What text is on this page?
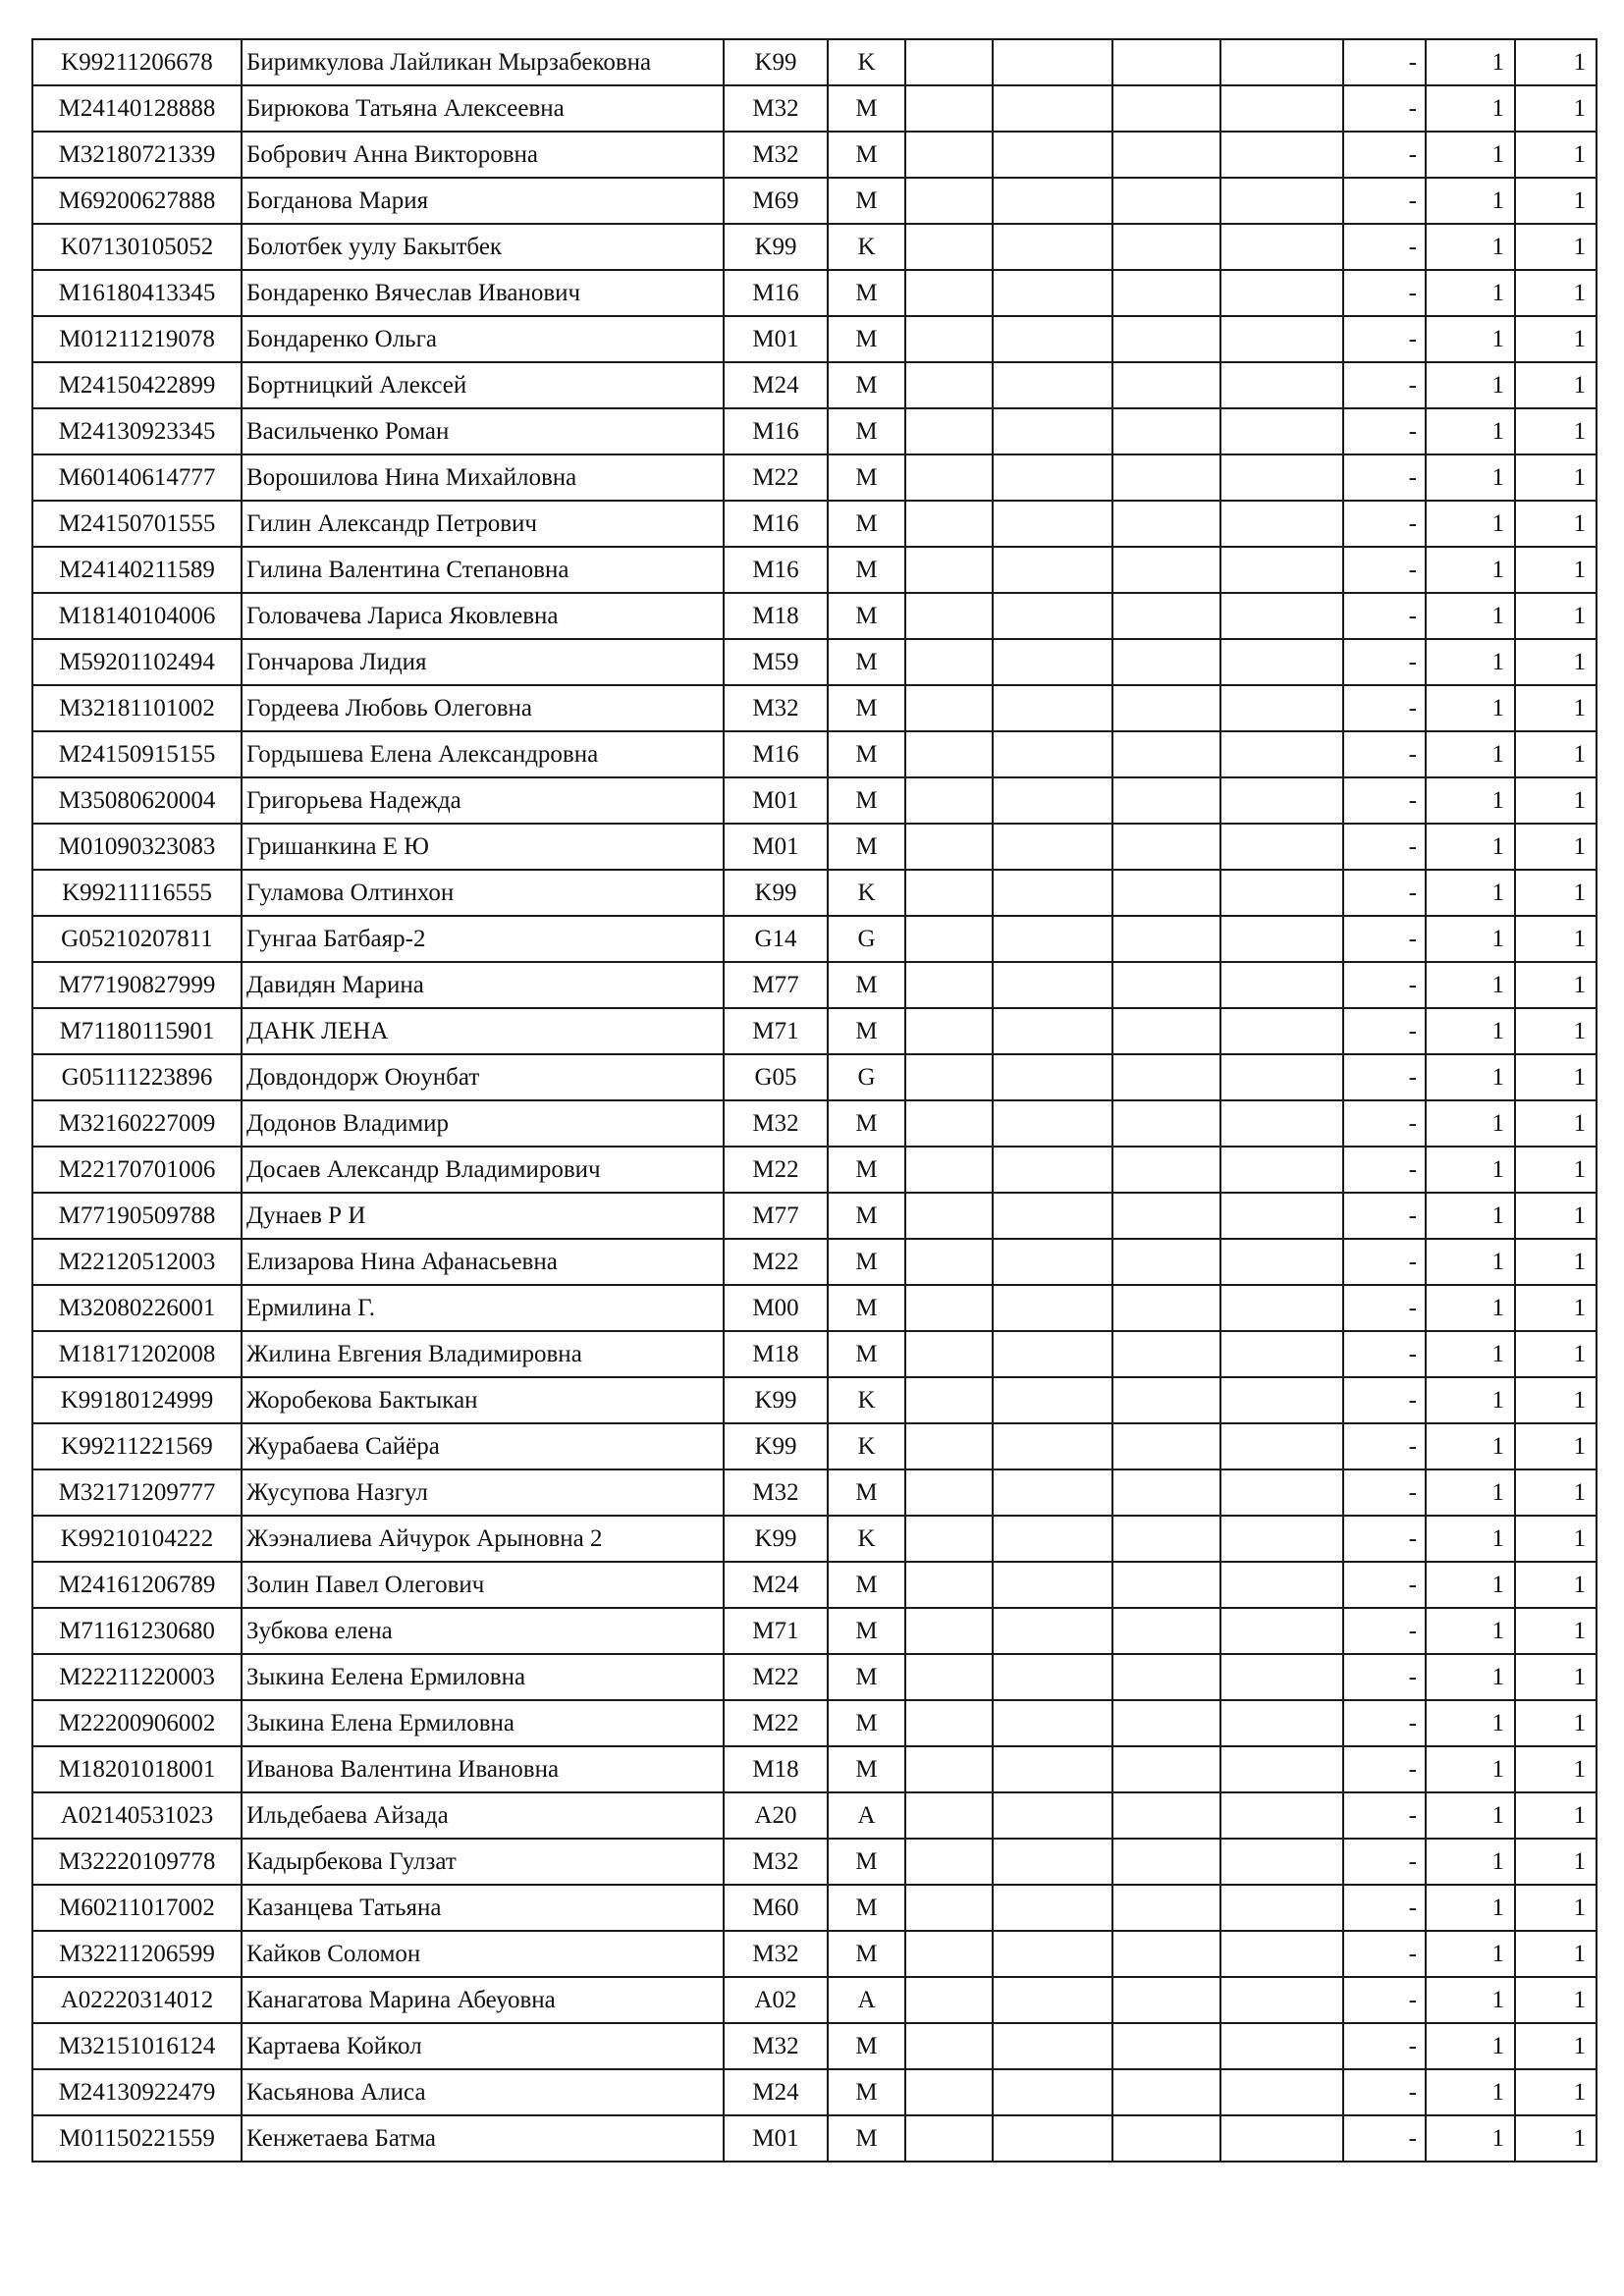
K99211206678	Биримкулова Лайликан Мырзабековна	K99	K					-	1	1
M24140128888	Бирюкова Татьяна Алексеевна	M32	M					-	1	1
M32180721339	Бобрович Анна Викторовна	M32	M					-	1	1
M69200627888	Богданова Мария	M69	M					-	1	1
K07130105052	Болотбек уулу Бакытбек	K99	K					-	1	1
M16180413345	Бондаренко Вячеслав Иванович	M16	M					-	1	1
M01211219078	Бондаренко Ольга	M01	M					-	1	1
M24150422899	Бортницкий Алексей	M24	M					-	1	1
M24130923345	Васильченко Роман	M16	M					-	1	1
M60140614777	Ворошилова Нина Михайловна	M22	M					-	1	1
M24150701555	Гилин Александр Петрович	M16	M					-	1	1
M24140211589	Гилина Валентина Степановна	M16	M					-	1	1
M18140104006	Головачева Лариса Яковлевна	M18	M					-	1	1
M59201102494	Гончарова Лидия	M59	M					-	1	1
M32181101002	Гордеева Любовь Олеговна	M32	M					-	1	1
M24150915155	Гордышева Елена Александровна	M16	M					-	1	1
M35080620004	Григорьева Надежда	M01	M					-	1	1
M01090323083	Гришанкина Е Ю	M01	M					-	1	1
K99211116555	Гуламова Олтинхон	K99	K					-	1	1
G05210207811	Гунгаа Батбаяр-2	G14	G					-	1	1
M77190827999	Давидян Марина	M77	M					-	1	1
M71180115901	ДАНК ЛЕНА	M71	M					-	1	1
G05111223896	Довдондорж Оюунбат	G05	G					-	1	1
M32160227009	Додонов Владимир	M32	M					-	1	1
M22170701006	Досаев Александр Владимирович	M22	M					-	1	1
M77190509788	Дунаев Р И	M77	M					-	1	1
M22120512003	Елизарова Нина Афанасьевна	M22	M					-	1	1
M32080226001	Ермилина Г.	M00	M					-	1	1
M18171202008	Жилина Евгения Владимировна	M18	M					-	1	1
K99180124999	Жоробекова Бактыкан	K99	K					-	1	1
K99211221569	Журабаева Сайёра	K99	K					-	1	1
M32171209777	Жусупова Назгул	M32	M					-	1	1
K99210104222	Жээналиева Айчурок Арыновна 2	K99	K					-	1	1
M24161206789	Золин Павел Олегович	M24	M					-	1	1
M71161230680	Зубкова елена	M71	M					-	1	1
M22211220003	Зыкина Еелена Ермиловна	M22	M					-	1	1
M22200906002	Зыкина Елена Ермиловна	M22	M					-	1	1
M18201018001	Иванова Валентина Ивановна	M18	M					-	1	1
A02140531023	Ильдебаева Айзада	A20	A					-	1	1
M32220109778	Кадырбекова Гулзат	M32	M					-	1	1
M60211017002	Казанцева Татьяна	M60	M					-	1	1
M32211206599	Кайков Соломон	M32	M					-	1	1
A02220314012	Канагатова Марина Абеуовна	A02	A					-	1	1
M32151016124	Картаева Койкол	M32	M					-	1	1
M24130922479	Касьянова Алиса	M24	M					-	1	1
M01150221559	Кенжетаева Батма	M01	M					-	1	1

::::::::

TASK GOAL - Repeat the listing above exactly, with no pictures.

WRITTEN ANSWER -
What text is on this page?
K99211206678	Биримкулова Лайликан Мырзабековна	K99	K					-	1	1
M24140128888	Бирюкова Татьяна Алексеевна	M32	M					-	1	1
M32180721339	Бобрович Анна Викторовна	M32	M					-	1	1
M69200627888	Богданова Мария	M69	M					-	1	1
K07130105052	Болотбек уулу Бакытбек	K99	K					-	1	1
M16180413345	Бондаренко Вячеслав Иванович	M16	M					-	1	1
M01211219078	Бондаренко Ольга	M01	M					-	1	1
M24150422899	Бортницкий Алексей	M24	M					-	1	1
M24130923345	Васильченко Роман	M16	M					-	1	1
M60140614777	Ворошилова Нина Михайловна	M22	M					-	1	1
M24150701555	Гилин Александр Петрович	M16	M					-	1	1
M24140211589	Гилина Валентина Степановна	M16	M					-	1	1
M18140104006	Головачева Лариса Яковлевна	M18	M					-	1	1
M59201102494	Гончарова Лидия	M59	M					-	1	1
M32181101002	Гордеева Любовь Олеговна	M32	M					-	1	1
M24150915155	Гордышева Елена Александровна	M16	M					-	1	1
M35080620004	Григорьева Надежда	M01	M					-	1	1
M01090323083	Гришанкина Е Ю	M01	M					-	1	1
K99211116555	Гуламова Олтинхон	K99	K					-	1	1
G05210207811	Гунгаа Батбаяр-2	G14	G					-	1	1
M77190827999	Давидян Марина	M77	M					-	1	1
M71180115901	ДАНК ЛЕНА	M71	M					-	1	1
G05111223896	Довдондорж Оюунбат	G05	G					-	1	1
M32160227009	Додонов Владимир	M32	M					-	1	1
M22170701006	Досаев Александр Владимирович	M22	M					-	1	1
M77190509788	Дунаев Р И	M77	M					-	1	1
M22120512003	Елизарова Нина Афанасьевна	M22	M					-	1	1
M32080226001	Ермилина Г.	M00	M					-	1	1
M18171202008	Жилина Евгения Владимировна	M18	M					-	1	1
K99180124999	Жоробекова Бактыкан	K99	K					-	1	1
K99211221569	Журабаева Сайёра	K99	K					-	1	1
M32171209777	Жусупова Назгул	M32	M					-	1	1
K99210104222	Жээналиева Айчурок Арыновна 2	K99	K					-	1	1
M24161206789	Золин Павел Олегович	M24	M					-	1	1
M71161230680	Зубкова елена	M71	M					-	1	1
M22211220003	Зыкина Еелена Ермиловна	M22	M					-	1	1
M22200906002	Зыкина Елена Ермиловна	M22	M					-	1	1
M18201018001	Иванова Валентина Ивановна	M18	M					-	1	1
A02140531023	Ильдебаева Айзада	A20	A					-	1	1
M32220109778	Кадырбекова Гулзат	M32	M					-	1	1
M60211017002	Казанцева Татьяна	M60	M					-	1	1
M32211206599	Кайков Соломон	M32	M					-	1	1
A02220314012	Канагатова Марина Абеуовна	A02	A					-	1	1
M32151016124	Картаева Койкол	M32	M					-	1	1
M24130922479	Касьянова Алиса	M24	M					-	1	1
M01150221559	Кенжетаева Батма	M01	M					-	1	1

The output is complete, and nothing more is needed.